Check each line of the records below and collect those holding "thường".

EXERCISE DATA:
** START **
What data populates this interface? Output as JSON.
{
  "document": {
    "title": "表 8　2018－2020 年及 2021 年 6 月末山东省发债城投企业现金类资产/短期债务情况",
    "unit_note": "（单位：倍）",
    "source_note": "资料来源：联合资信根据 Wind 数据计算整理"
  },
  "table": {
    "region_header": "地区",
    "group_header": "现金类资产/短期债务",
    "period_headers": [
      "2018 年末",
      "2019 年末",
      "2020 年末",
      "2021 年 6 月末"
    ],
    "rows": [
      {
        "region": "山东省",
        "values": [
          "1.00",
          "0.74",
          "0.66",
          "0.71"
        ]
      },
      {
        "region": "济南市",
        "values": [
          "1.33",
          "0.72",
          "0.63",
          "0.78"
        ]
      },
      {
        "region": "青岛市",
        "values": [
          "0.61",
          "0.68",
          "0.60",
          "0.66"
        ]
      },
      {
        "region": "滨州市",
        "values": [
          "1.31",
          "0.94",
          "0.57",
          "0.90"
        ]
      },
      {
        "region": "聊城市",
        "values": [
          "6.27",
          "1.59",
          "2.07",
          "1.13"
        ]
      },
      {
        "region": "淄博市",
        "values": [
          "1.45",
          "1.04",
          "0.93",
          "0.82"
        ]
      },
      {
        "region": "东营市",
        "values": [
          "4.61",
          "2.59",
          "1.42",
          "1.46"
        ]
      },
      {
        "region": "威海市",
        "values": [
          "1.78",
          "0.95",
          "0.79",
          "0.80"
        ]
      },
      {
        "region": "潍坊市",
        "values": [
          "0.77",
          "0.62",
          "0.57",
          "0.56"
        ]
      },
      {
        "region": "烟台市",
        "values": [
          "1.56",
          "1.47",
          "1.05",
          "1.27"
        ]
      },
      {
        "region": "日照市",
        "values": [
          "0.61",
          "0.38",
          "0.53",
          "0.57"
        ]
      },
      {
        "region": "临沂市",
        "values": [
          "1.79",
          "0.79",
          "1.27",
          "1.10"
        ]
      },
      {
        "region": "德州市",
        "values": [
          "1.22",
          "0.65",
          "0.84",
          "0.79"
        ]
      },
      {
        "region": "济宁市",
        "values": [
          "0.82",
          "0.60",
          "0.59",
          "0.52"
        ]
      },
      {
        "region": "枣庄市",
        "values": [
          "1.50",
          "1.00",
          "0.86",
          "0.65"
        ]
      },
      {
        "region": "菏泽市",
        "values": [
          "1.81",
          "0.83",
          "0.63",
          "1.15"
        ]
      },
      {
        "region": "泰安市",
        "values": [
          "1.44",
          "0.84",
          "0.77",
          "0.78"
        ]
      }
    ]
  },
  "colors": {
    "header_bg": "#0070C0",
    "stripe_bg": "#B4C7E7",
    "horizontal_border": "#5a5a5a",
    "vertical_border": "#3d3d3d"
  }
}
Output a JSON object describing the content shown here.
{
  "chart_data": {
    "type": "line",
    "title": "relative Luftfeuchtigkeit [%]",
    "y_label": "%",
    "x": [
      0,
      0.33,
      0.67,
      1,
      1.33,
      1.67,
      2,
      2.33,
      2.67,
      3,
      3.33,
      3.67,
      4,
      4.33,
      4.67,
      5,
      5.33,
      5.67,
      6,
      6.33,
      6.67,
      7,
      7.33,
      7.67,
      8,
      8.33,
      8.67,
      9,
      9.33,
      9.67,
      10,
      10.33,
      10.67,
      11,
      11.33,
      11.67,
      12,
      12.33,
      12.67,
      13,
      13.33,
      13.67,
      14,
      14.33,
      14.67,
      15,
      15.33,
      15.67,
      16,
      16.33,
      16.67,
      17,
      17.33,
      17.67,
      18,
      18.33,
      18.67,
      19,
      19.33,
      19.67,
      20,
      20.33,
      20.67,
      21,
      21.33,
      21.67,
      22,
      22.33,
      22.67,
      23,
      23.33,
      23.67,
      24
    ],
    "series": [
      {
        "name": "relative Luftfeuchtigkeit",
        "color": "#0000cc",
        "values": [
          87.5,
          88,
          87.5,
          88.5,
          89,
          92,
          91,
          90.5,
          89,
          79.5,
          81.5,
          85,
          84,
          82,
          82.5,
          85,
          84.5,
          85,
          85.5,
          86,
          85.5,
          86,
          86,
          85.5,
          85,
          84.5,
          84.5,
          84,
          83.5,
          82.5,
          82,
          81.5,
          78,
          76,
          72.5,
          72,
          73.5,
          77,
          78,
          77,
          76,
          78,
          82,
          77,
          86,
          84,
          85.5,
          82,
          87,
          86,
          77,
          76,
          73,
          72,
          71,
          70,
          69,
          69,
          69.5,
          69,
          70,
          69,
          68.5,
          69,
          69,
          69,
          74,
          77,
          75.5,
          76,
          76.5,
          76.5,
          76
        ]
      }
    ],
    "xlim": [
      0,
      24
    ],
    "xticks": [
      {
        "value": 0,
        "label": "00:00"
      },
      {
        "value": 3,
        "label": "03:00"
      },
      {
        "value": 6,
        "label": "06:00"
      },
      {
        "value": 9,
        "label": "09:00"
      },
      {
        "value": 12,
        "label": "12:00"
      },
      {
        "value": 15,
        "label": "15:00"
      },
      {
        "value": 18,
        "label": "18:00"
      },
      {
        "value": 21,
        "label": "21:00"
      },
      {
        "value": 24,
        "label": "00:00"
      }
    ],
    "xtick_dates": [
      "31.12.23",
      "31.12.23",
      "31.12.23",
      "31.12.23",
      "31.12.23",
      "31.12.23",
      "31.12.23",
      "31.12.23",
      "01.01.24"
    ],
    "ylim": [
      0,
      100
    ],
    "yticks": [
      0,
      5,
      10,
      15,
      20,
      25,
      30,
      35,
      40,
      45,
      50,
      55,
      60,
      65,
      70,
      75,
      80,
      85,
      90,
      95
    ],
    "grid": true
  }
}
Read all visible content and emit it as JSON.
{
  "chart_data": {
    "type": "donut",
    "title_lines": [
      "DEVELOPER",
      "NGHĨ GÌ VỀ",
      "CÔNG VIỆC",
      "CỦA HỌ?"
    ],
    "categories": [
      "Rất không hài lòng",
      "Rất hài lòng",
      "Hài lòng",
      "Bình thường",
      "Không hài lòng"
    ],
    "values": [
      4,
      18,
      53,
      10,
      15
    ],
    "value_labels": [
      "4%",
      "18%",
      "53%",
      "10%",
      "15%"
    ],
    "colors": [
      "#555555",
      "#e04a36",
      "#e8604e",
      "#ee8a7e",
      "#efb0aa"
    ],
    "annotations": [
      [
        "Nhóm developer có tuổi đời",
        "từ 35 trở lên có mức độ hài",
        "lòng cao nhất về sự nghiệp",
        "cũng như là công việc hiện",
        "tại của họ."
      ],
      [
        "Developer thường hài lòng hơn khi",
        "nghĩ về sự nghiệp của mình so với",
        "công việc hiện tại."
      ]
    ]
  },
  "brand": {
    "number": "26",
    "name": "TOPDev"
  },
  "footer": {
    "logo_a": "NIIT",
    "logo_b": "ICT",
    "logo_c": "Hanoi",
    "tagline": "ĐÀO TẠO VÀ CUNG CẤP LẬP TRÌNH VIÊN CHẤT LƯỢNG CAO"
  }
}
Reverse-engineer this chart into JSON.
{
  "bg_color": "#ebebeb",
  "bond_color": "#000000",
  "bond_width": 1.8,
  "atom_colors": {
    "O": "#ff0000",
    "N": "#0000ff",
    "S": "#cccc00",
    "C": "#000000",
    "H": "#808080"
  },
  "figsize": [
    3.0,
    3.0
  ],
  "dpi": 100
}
** END **
FULL RESPONSE:
      "Bình thường",
        "Developer thường hài lòng hơn khi",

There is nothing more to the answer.